▶ _Exercise prompt_
Give back the full listing verbatim, apart from its images.

— BEGIN Data provided —

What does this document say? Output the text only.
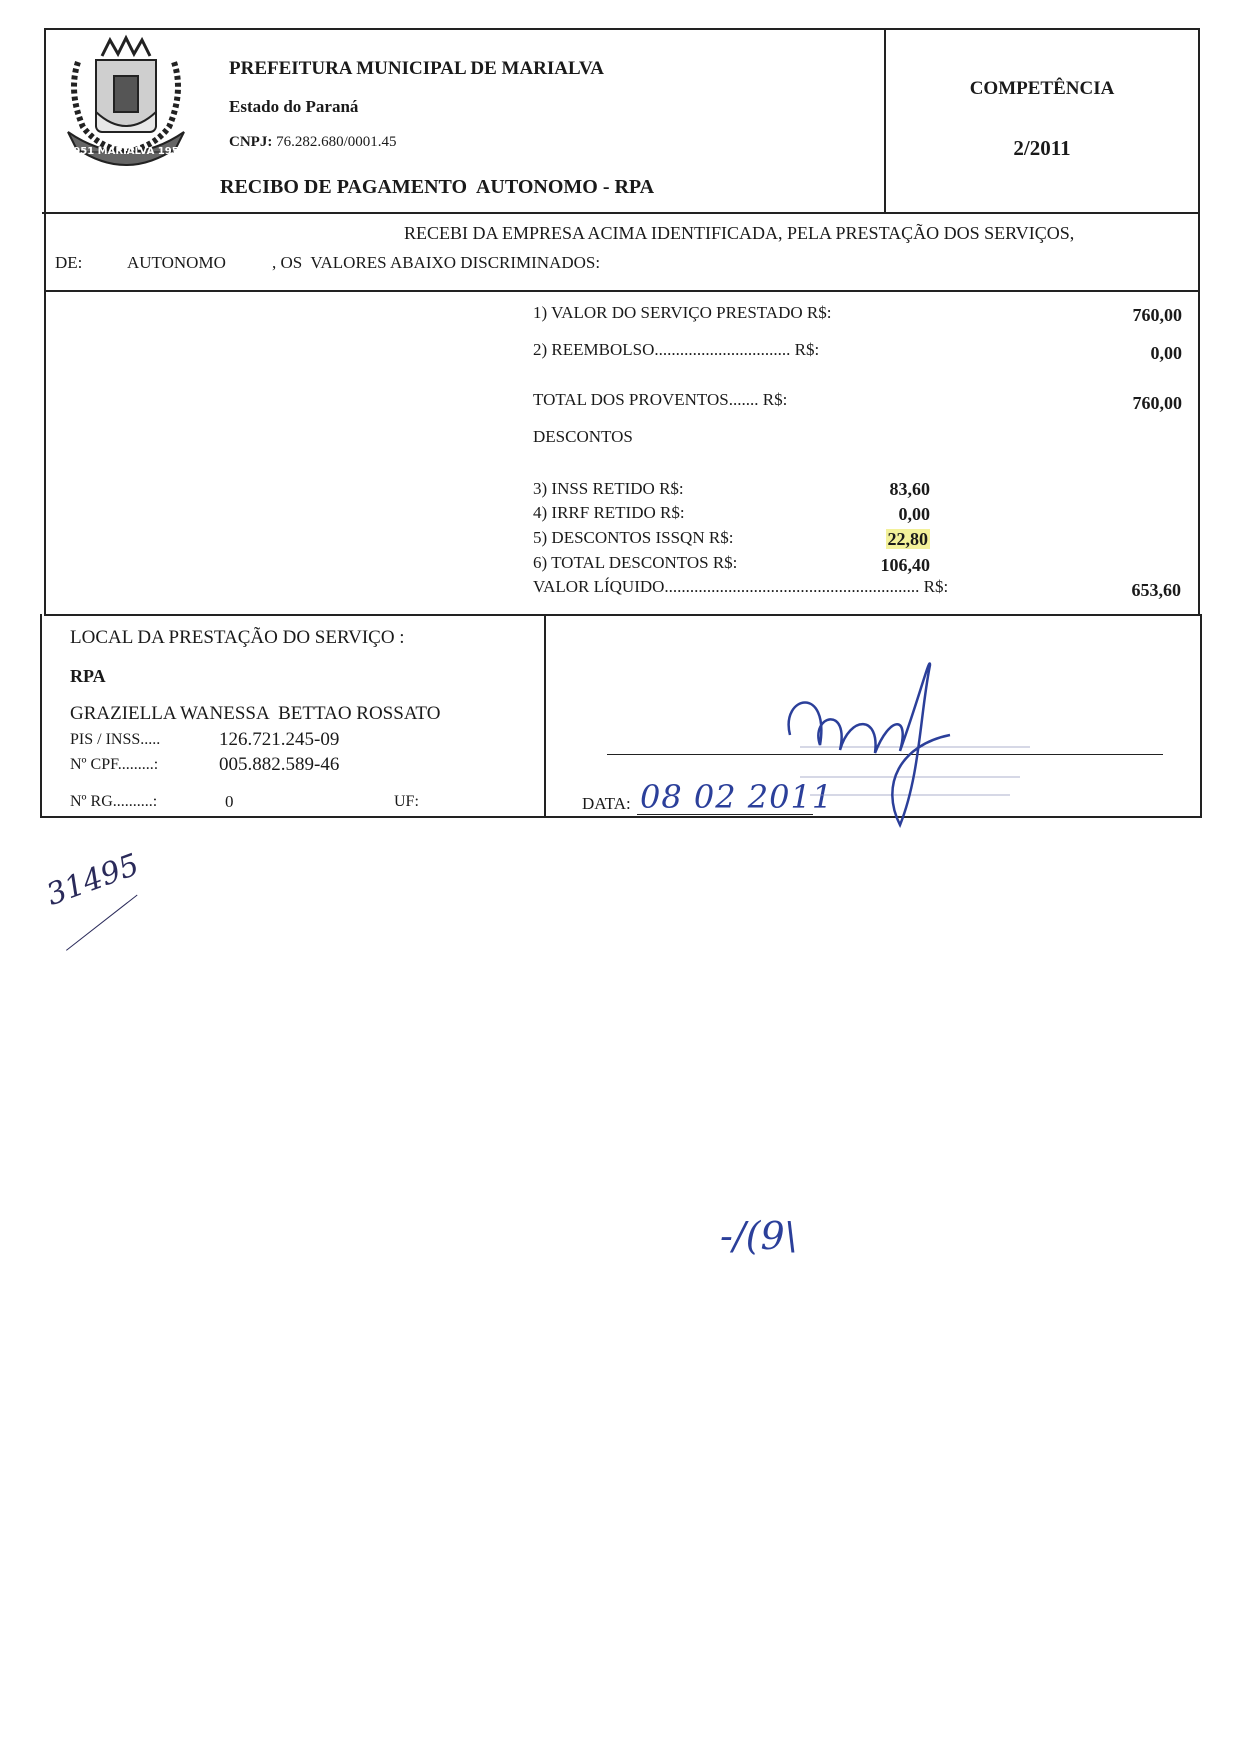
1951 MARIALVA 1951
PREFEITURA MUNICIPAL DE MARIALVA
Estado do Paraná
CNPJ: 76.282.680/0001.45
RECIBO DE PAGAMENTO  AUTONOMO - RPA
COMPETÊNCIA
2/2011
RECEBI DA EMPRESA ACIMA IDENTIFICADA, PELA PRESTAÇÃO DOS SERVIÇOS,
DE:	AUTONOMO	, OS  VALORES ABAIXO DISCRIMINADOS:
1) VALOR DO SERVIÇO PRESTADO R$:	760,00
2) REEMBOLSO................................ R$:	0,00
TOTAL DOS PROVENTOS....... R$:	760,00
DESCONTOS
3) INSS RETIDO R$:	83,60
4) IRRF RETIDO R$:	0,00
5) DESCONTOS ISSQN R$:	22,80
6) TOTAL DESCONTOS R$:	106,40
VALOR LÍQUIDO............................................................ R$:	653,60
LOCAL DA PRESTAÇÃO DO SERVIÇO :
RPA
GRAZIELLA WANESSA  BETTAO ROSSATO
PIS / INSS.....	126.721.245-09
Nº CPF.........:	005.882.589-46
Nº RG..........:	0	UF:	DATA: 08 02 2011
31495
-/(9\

— END Data provided —

▶ _The result_
What does this document say? Output the text only.
1951 MARIALVA 1951
PREFEITURA MUNICIPAL DE MARIALVA
Estado do Paraná
CNPJ: 76.282.680/0001.45
RECIBO DE PAGAMENTO  AUTONOMO - RPA
COMPETÊNCIA
2/2011
RECEBI DA EMPRESA ACIMA IDENTIFICADA, PELA PRESTAÇÃO DOS SERVIÇOS,
DE:	AUTONOMO	, OS  VALORES ABAIXO DISCRIMINADOS:
1) VALOR DO SERVIÇO PRESTADO R$:	760,00
2) REEMBOLSO................................ R$:	0,00
TOTAL DOS PROVENTOS....... R$:	760,00
DESCONTOS
3) INSS RETIDO R$:	83,60
4) IRRF RETIDO R$:	0,00
5) DESCONTOS ISSQN R$:	22,80
6) TOTAL DESCONTOS R$:	106,40
VALOR LÍQUIDO............................................................ R$:	653,60
LOCAL DA PRESTAÇÃO DO SERVIÇO :
RPA
GRAZIELLA WANESSA  BETTAO ROSSATO
PIS / INSS.....	126.721.245-09
Nº CPF.........:	005.882.589-46
Nº RG..........:	0	UF:	DATA: 08 02 2011
31495
-/(9\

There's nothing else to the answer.